--- Data excerpts ---

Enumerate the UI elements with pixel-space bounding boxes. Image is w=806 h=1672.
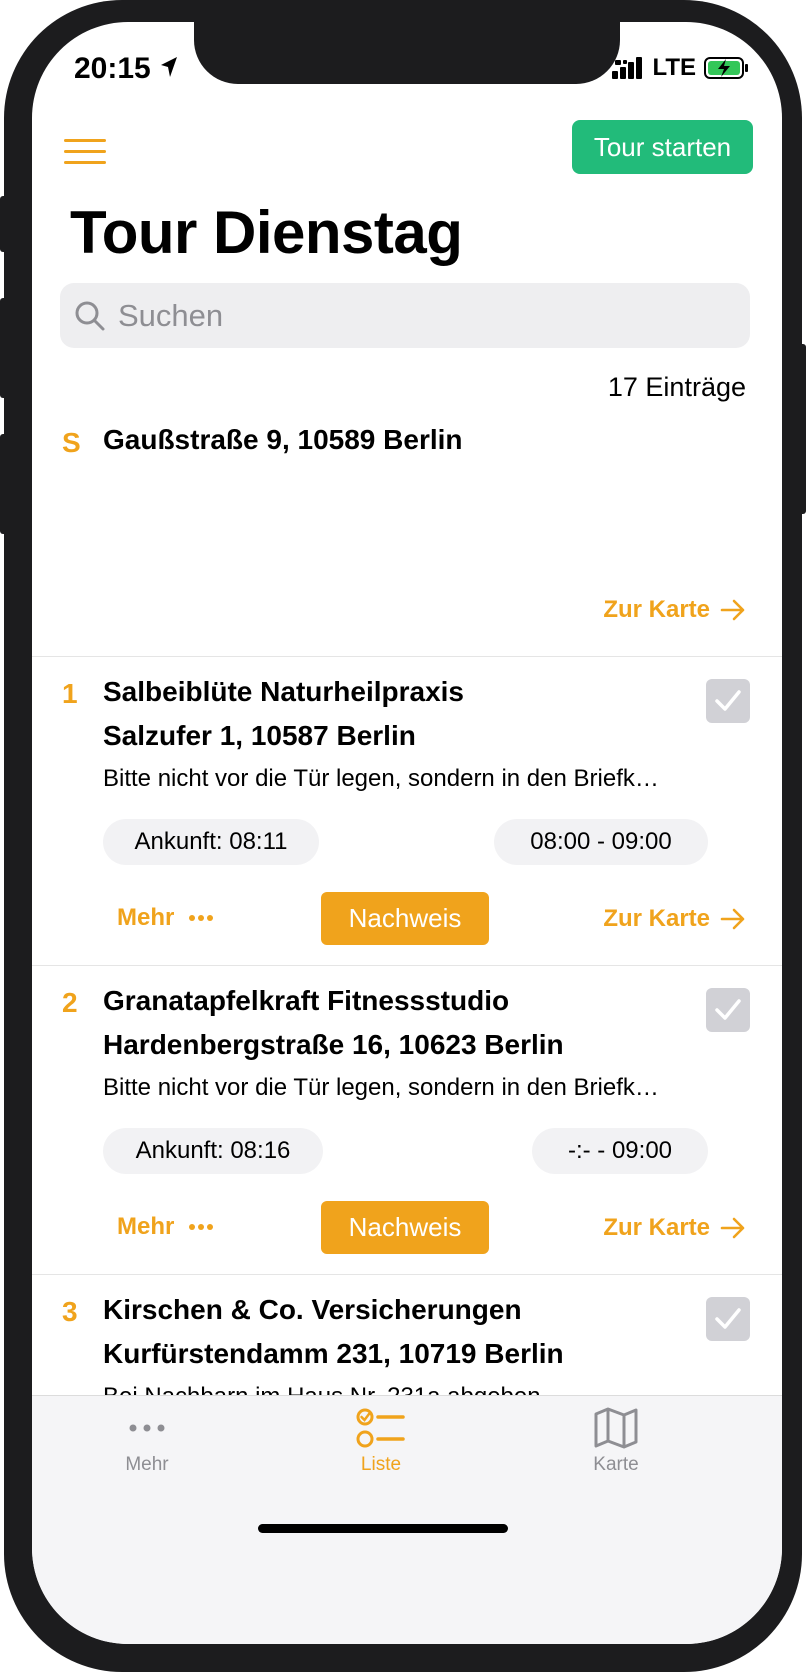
divider <box>32 1274 782 1275</box>
stop-name: Granatapfelkraft Fitnessstudio <box>103 985 510 1016</box>
status-indicators: LTE <box>612 54 750 82</box>
stop-note: Bitte nicht vor die Tür legen, sondern i… <box>103 1074 659 1101</box>
arrival-badge: Ankunft: 08:11 <box>103 819 319 865</box>
stop-name: Kirschen & Co. Versicherungen <box>103 1294 522 1325</box>
entry-count: 17 Einträge <box>607 372 746 402</box>
tab-list[interactable]: Liste <box>306 1406 456 1476</box>
home-indicator[interactable] <box>258 1524 508 1533</box>
location-arrow-icon <box>161 57 177 77</box>
tab-more[interactable]: Mehr <box>72 1406 222 1476</box>
more-label: Mehr <box>117 1213 175 1240</box>
notch <box>194 22 620 84</box>
map-link[interactable]: Zur Karte <box>603 596 746 624</box>
checkmark-icon <box>715 1308 741 1329</box>
stop-name: Salbeiblüte Naturheilpraxis <box>103 676 464 707</box>
device-frame: 20:15 LTE Tour starten Tour Dienstag Suc… <box>0 0 806 1672</box>
time-window-badge: 08:00 - 09:00 <box>494 819 708 865</box>
checkmark-icon <box>715 999 741 1020</box>
more-label: Mehr <box>117 904 175 931</box>
divider <box>32 965 782 966</box>
done-checkbox[interactable] <box>706 988 750 1032</box>
done-checkbox[interactable] <box>706 679 750 723</box>
tab-label: Liste <box>360 1454 402 1475</box>
hamburger-menu-icon[interactable] <box>64 139 106 165</box>
map-link-label: Zur Karte <box>603 1214 710 1241</box>
start-tour-button[interactable]: Tour starten <box>572 120 753 174</box>
signal-icon <box>612 57 643 79</box>
ellipsis-icon <box>129 1424 165 1432</box>
start-marker: S <box>62 427 81 458</box>
arrow-right-icon <box>720 1217 745 1239</box>
more-button[interactable]: Mehr <box>117 904 214 932</box>
screen: 20:15 LTE Tour starten Tour Dienstag Suc… <box>32 22 782 1644</box>
proof-button[interactable]: Nachweis <box>321 892 489 945</box>
tab-label: Mehr <box>125 1454 169 1475</box>
time-window-badge: -:- - 09:00 <box>532 1128 708 1174</box>
start-address: Gaußstraße 9, 10589 Berlin <box>103 424 463 455</box>
ellipsis-icon <box>189 1224 214 1230</box>
stop-address: Hardenbergstraße 16, 10623 Berlin <box>103 1029 564 1060</box>
map-link-label: Zur Karte <box>603 905 710 932</box>
map-link[interactable]: Zur Karte <box>603 1214 746 1242</box>
map-icon <box>594 1407 638 1449</box>
tab-map[interactable]: Karte <box>541 1406 691 1476</box>
divider <box>32 656 782 657</box>
checkmark-icon <box>715 690 741 711</box>
page-title: Tour Dienstag <box>70 199 463 266</box>
stop-number: 1 <box>62 678 78 709</box>
proof-button[interactable]: Nachweis <box>321 1201 489 1254</box>
map-link[interactable]: Zur Karte <box>603 905 746 933</box>
tab-bar: Mehr Liste Karte <box>32 1395 782 1644</box>
checklist-icon <box>356 1408 405 1448</box>
search-icon <box>75 301 105 330</box>
ellipsis-icon <box>189 915 214 921</box>
battery-charging-icon <box>704 57 748 79</box>
phone-body: 20:15 LTE Tour starten Tour Dienstag Suc… <box>4 0 802 1672</box>
network-type: LTE <box>652 54 696 81</box>
status-time: 20:15 <box>74 52 151 85</box>
stop-number: 3 <box>62 1296 78 1327</box>
search-input[interactable] <box>116 296 720 335</box>
map-link-label: Zur Karte <box>603 596 710 623</box>
stop-number: 2 <box>62 987 78 1018</box>
search-bar[interactable] <box>60 283 750 348</box>
arrival-badge: Ankunft: 08:16 <box>103 1128 323 1174</box>
stop-address: Salzufer 1, 10587 Berlin <box>103 720 416 751</box>
stop-address: Kurfürstendamm 231, 10719 Berlin <box>103 1338 564 1369</box>
tab-label: Karte <box>593 1454 639 1475</box>
more-button[interactable]: Mehr <box>117 1213 214 1241</box>
arrow-right-icon <box>720 908 745 930</box>
arrow-right-icon <box>720 599 745 621</box>
done-checkbox[interactable] <box>706 1297 750 1341</box>
stop-note: Bitte nicht vor die Tür legen, sondern i… <box>103 765 659 792</box>
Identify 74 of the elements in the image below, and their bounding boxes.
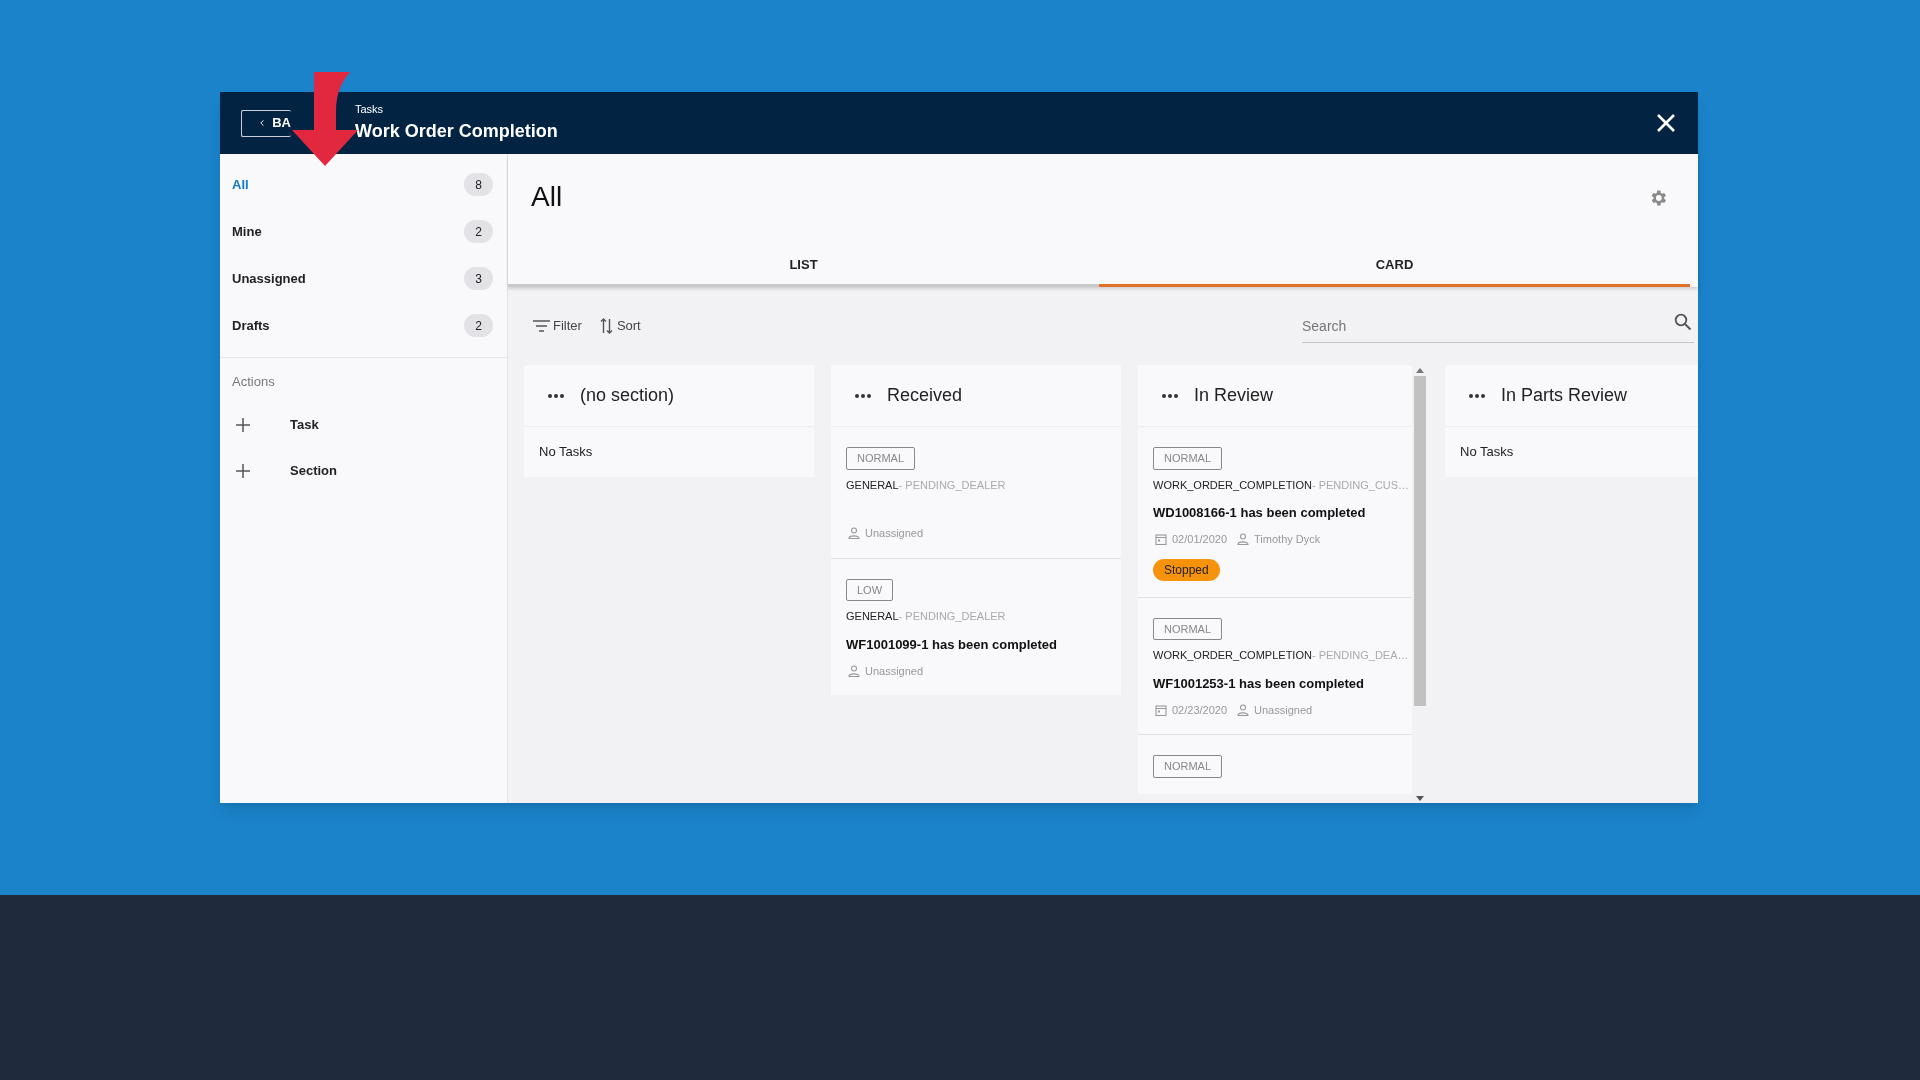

---

*To be done*
Quote the lines of the material from the one containing "divider <box>32 1274 782 1275</box>" through the one containing "entry-count: 17 Einträge", inclusive.

*Finished answer*
divider <box>32 1274 782 1275</box>
stop-name: Granatapfelkraft Fitnessstudio <box>103 985 510 1016</box>
status-indicators: LTE <box>612 54 750 82</box>
stop-note: Bitte nicht vor die Tür legen, sondern i… <box>103 1074 659 1101</box>
arrival-badge: Ankunft: 08:11 <box>103 819 319 865</box>
stop-name: Kirschen & Co. Versicherungen <box>103 1294 522 1325</box>
entry-count: 17 Einträge <box>607 372 746 402</box>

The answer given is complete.